%%

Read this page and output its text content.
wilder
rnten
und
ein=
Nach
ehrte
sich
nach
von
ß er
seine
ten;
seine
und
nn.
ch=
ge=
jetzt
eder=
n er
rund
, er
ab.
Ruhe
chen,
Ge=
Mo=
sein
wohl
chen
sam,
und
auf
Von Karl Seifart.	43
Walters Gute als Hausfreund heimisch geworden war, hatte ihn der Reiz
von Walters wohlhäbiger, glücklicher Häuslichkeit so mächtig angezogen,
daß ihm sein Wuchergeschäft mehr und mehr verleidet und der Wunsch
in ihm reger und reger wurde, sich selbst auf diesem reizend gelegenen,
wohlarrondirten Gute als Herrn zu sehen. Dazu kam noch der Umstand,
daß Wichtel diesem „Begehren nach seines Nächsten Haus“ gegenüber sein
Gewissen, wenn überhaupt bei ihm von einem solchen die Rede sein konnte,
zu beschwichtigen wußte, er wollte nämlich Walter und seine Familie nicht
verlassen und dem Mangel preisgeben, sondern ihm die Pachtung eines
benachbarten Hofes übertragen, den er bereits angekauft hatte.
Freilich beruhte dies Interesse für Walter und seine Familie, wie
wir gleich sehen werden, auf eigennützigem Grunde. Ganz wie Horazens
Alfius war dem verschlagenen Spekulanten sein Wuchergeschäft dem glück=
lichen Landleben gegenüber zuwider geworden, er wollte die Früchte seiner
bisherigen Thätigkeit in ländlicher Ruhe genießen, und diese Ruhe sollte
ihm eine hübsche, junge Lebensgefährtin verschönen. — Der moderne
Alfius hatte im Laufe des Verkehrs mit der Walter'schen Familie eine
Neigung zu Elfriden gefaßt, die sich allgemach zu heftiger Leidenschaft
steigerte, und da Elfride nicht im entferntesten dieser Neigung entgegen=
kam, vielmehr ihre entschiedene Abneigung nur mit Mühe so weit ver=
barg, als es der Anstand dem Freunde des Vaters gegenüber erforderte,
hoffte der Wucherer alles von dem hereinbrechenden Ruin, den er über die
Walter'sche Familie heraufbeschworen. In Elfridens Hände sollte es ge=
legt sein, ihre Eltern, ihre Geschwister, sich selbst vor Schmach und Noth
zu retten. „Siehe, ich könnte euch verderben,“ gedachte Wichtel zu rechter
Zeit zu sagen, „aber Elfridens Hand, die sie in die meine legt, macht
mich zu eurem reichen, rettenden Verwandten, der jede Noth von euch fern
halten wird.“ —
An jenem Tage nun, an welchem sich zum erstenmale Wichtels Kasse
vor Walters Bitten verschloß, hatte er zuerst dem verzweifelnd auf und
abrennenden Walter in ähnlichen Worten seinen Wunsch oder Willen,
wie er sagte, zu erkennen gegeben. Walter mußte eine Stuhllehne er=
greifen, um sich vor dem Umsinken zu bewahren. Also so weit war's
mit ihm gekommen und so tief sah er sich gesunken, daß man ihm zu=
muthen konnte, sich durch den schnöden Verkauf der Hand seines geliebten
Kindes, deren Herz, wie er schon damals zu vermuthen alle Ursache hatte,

%%

- Task goal: Restate the records, all of them, precisely as written.

- Exercise response:
Read this page and output its text content.
wilder
rnten
und
ein=
Nach
ehrte
sich
nach
von
ß er
seine
ten;
seine
und
nn.
ch=
ge=
jetzt
eder=
n er
rund
, er
ab.
Ruhe
chen,
Ge=
Mo=
sein
wohl
chen
sam,
und
auf
Von Karl Seifart.	43
Walters Gute als Hausfreund heimisch geworden war, hatte ihn der Reiz
von Walters wohlhäbiger, glücklicher Häuslichkeit so mächtig angezogen,
daß ihm sein Wuchergeschäft mehr und mehr verleidet und der Wunsch
in ihm reger und reger wurde, sich selbst auf diesem reizend gelegenen,
wohlarrondirten Gute als Herrn zu sehen. Dazu kam noch der Umstand,
daß Wichtel diesem „Begehren nach seines Nächsten Haus“ gegenüber sein
Gewissen, wenn überhaupt bei ihm von einem solchen die Rede sein konnte,
zu beschwichtigen wußte, er wollte nämlich Walter und seine Familie nicht
verlassen und dem Mangel preisgeben, sondern ihm die Pachtung eines
benachbarten Hofes übertragen, den er bereits angekauft hatte.
Freilich beruhte dies Interesse für Walter und seine Familie, wie
wir gleich sehen werden, auf eigennützigem Grunde. Ganz wie Horazens
Alfius war dem verschlagenen Spekulanten sein Wuchergeschäft dem glück=
lichen Landleben gegenüber zuwider geworden, er wollte die Früchte seiner
bisherigen Thätigkeit in ländlicher Ruhe genießen, und diese Ruhe sollte
ihm eine hübsche, junge Lebensgefährtin verschönen. — Der moderne
Alfius hatte im Laufe des Verkehrs mit der Walter'schen Familie eine
Neigung zu Elfriden gefaßt, die sich allgemach zu heftiger Leidenschaft
steigerte, und da Elfride nicht im entferntesten dieser Neigung entgegen=
kam, vielmehr ihre entschiedene Abneigung nur mit Mühe so weit ver=
barg, als es der Anstand dem Freunde des Vaters gegenüber erforderte,
hoffte der Wucherer alles von dem hereinbrechenden Ruin, den er über die
Walter'sche Familie heraufbeschworen. In Elfridens Hände sollte es ge=
legt sein, ihre Eltern, ihre Geschwister, sich selbst vor Schmach und Noth
zu retten. „Siehe, ich könnte euch verderben,“ gedachte Wichtel zu rechter
Zeit zu sagen, „aber Elfridens Hand, die sie in die meine legt, macht
mich zu eurem reichen, rettenden Verwandten, der jede Noth von euch fern
halten wird.“ —
An jenem Tage nun, an welchem sich zum erstenmale Wichtels Kasse
vor Walters Bitten verschloß, hatte er zuerst dem verzweifelnd auf und
abrennenden Walter in ähnlichen Worten seinen Wunsch oder Willen,
wie er sagte, zu erkennen gegeben. Walter mußte eine Stuhllehne er=
greifen, um sich vor dem Umsinken zu bewahren. Also so weit war's
mit ihm gekommen und so tief sah er sich gesunken, daß man ihm zu=
muthen konnte, sich durch den schnöden Verkauf der Hand seines geliebten
Kindes, deren Herz, wie er schon damals zu vermuthen alle Ursache hatte,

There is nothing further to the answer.